(Task instructions)
Each record is to be printed again precisely as it reads.

▼

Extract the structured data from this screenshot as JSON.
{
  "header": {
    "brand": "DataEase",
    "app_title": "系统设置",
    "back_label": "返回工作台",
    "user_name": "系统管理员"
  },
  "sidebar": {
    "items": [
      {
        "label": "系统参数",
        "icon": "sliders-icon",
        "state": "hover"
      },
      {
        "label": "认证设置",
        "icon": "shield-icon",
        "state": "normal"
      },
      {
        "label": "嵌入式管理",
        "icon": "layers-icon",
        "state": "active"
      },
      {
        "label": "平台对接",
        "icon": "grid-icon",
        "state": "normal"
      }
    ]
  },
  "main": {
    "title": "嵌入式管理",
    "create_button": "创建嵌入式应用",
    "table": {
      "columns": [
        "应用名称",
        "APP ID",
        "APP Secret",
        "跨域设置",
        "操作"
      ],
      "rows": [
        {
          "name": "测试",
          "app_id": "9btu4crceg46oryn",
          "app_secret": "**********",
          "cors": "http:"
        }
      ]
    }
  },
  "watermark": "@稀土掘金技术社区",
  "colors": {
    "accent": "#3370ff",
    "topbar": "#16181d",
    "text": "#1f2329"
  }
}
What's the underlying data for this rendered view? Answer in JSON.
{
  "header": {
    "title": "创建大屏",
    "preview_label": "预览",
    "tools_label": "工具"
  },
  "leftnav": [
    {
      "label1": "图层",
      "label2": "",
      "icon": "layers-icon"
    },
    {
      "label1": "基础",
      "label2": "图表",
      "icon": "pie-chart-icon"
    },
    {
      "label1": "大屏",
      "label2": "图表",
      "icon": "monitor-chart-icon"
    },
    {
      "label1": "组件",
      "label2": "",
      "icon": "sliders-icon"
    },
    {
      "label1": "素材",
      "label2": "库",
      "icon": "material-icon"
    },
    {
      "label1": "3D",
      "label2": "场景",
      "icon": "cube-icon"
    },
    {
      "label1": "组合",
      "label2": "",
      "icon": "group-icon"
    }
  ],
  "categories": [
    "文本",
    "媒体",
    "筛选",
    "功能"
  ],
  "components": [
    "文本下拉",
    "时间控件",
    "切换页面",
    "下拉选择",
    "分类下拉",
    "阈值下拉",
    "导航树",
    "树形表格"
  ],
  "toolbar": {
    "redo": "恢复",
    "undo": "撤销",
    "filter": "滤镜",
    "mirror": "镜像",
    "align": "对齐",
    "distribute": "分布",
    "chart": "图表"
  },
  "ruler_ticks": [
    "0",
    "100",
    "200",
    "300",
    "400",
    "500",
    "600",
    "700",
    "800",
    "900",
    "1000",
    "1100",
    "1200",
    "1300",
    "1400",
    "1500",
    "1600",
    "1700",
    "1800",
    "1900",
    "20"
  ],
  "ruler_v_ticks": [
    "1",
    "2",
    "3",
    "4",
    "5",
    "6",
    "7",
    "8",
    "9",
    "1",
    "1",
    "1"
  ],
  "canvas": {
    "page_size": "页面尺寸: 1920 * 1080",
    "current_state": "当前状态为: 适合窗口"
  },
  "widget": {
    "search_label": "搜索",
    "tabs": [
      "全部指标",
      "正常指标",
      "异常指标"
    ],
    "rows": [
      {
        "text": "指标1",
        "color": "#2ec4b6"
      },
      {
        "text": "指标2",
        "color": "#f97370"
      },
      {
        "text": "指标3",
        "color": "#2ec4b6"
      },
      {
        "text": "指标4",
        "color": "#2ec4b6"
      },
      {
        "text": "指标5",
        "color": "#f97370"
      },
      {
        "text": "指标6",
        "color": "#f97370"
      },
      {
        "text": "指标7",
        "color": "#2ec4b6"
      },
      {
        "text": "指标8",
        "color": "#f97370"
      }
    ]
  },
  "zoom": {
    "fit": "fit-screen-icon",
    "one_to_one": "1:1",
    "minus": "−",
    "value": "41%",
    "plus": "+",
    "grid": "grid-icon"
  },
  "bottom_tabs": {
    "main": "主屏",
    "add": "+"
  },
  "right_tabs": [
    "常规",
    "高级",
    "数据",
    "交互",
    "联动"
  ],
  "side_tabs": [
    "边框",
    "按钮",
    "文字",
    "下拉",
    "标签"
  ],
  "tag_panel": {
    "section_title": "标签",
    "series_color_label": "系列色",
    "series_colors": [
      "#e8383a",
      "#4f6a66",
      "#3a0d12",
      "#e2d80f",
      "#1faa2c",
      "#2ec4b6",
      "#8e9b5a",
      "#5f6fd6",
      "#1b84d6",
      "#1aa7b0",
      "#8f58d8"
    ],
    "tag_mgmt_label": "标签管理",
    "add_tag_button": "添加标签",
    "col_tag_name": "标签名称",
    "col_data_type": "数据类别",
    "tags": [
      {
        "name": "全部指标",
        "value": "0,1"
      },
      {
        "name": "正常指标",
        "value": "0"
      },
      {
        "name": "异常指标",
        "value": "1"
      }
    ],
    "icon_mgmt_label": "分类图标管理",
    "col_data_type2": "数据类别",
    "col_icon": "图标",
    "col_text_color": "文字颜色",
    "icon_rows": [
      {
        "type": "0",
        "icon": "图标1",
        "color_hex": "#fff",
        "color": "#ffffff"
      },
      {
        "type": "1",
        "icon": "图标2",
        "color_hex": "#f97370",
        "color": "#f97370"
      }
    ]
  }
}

▲

(Result of this task)
Extract the structured data from this screenshot as JSON.
{
  "header": {
    "brand": "DataEase",
    "app_title": "系统设置",
    "back_label": "返回工作台",
    "user_name": "系统管理员"
  },
  "sidebar": {
    "items": [
      {
        "label": "系统参数",
        "icon": "sliders-icon",
        "state": "hover"
      },
      {
        "label": "认证设置",
        "icon": "shield-icon",
        "state": "normal"
      },
      {
        "label": "嵌入式管理",
        "icon": "layers-icon",
        "state": "active"
      },
      {
        "label": "平台对接",
        "icon": "grid-icon",
        "state": "normal"
      }
    ]
  },
  "main": {
    "title": "嵌入式管理",
    "create_button": "创建嵌入式应用",
    "table": {
      "columns": [
        "应用名称",
        "APP ID",
        "APP Secret",
        "跨域设置",
        "操作"
      ],
      "rows": [
        {
          "name": "测试",
          "app_id": "9btu4crceg46oryn",
          "app_secret": "**********",
          "cors": "http:"
        }
      ]
    }
  },
  "watermark": "@稀土掘金技术社区",
  "colors": {
    "accent": "#3370ff",
    "topbar": "#16181d",
    "text": "#1f2329"
  }
}
What's the underlying data for this rendered view? Answer in JSON.
{
  "header": {
    "title": "创建大屏",
    "preview_label": "预览",
    "tools_label": "工具"
  },
  "leftnav": [
    {
      "label1": "图层",
      "label2": "",
      "icon": "layers-icon"
    },
    {
      "label1": "基础",
      "label2": "图表",
      "icon": "pie-chart-icon"
    },
    {
      "label1": "大屏",
      "label2": "图表",
      "icon": "monitor-chart-icon"
    },
    {
      "label1": "组件",
      "label2": "",
      "icon": "sliders-icon"
    },
    {
      "label1": "素材",
      "label2": "库",
      "icon": "material-icon"
    },
    {
      "label1": "3D",
      "label2": "场景",
      "icon": "cube-icon"
    },
    {
      "label1": "组合",
      "label2": "",
      "icon": "group-icon"
    }
  ],
  "categories": [
    "文本",
    "媒体",
    "筛选",
    "功能"
  ],
  "components": [
    "文本下拉",
    "时间控件",
    "切换页面",
    "下拉选择",
    "分类下拉",
    "阈值下拉",
    "导航树",
    "树形表格"
  ],
  "toolbar": {
    "redo": "恢复",
    "undo": "撤销",
    "filter": "滤镜",
    "mirror": "镜像",
    "align": "对齐",
    "distribute": "分布",
    "chart": "图表"
  },
  "ruler_ticks": [
    "0",
    "100",
    "200",
    "300",
    "400",
    "500",
    "600",
    "700",
    "800",
    "900",
    "1000",
    "1100",
    "1200",
    "1300",
    "1400",
    "1500",
    "1600",
    "1700",
    "1800",
    "1900",
    "20"
  ],
  "ruler_v_ticks": [
    "1",
    "2",
    "3",
    "4",
    "5",
    "6",
    "7",
    "8",
    "9",
    "1",
    "1",
    "1"
  ],
  "canvas": {
    "page_size": "页面尺寸: 1920 * 1080",
    "current_state": "当前状态为: 适合窗口"
  },
  "widget": {
    "search_label": "搜索",
    "tabs": [
      "全部指标",
      "正常指标",
      "异常指标"
    ],
    "rows": [
      {
        "text": "指标1",
        "color": "#2ec4b6"
      },
      {
        "text": "指标2",
        "color": "#f97370"
      },
      {
        "text": "指标3",
        "color": "#2ec4b6"
      },
      {
        "text": "指标4",
        "color": "#2ec4b6"
      },
      {
        "text": "指标5",
        "color": "#f97370"
      },
      {
        "text": "指标6",
        "color": "#f97370"
      },
      {
        "text": "指标7",
        "color": "#2ec4b6"
      },
      {
        "text": "指标8",
        "color": "#f97370"
      }
    ]
  },
  "zoom": {
    "fit": "fit-screen-icon",
    "one_to_one": "1:1",
    "minus": "−",
    "value": "41%",
    "plus": "+",
    "grid": "grid-icon"
  },
  "bottom_tabs": {
    "main": "主屏",
    "add": "+"
  },
  "right_tabs": [
    "常规",
    "高级",
    "数据",
    "交互",
    "联动"
  ],
  "side_tabs": [
    "边框",
    "按钮",
    "文字",
    "下拉",
    "标签"
  ],
  "tag_panel": {
    "section_title": "标签",
    "series_color_label": "系列色",
    "series_colors": [
      "#e8383a",
      "#4f6a66",
      "#3a0d12",
      "#e2d80f",
      "#1faa2c",
      "#2ec4b6",
      "#8e9b5a",
      "#5f6fd6",
      "#1b84d6",
      "#1aa7b0",
      "#8f58d8"
    ],
    "tag_mgmt_label": "标签管理",
    "add_tag_button": "添加标签",
    "col_tag_name": "标签名称",
    "col_data_type": "数据类别",
    "tags": [
      {
        "name": "全部指标",
        "value": "0,1"
      },
      {
        "name": "正常指标",
        "value": "0"
      },
      {
        "name": "异常指标",
        "value": "1"
      }
    ],
    "icon_mgmt_label": "分类图标管理",
    "col_data_type2": "数据类别",
    "col_icon": "图标",
    "col_text_color": "文字颜色",
    "icon_rows": [
      {
        "type": "0",
        "icon": "图标1",
        "color_hex": "#fff",
        "color": "#ffffff"
      },
      {
        "type": "1",
        "icon": "图标2",
        "color_hex": "#f97370",
        "color": "#f97370"
      }
    ]
  }
}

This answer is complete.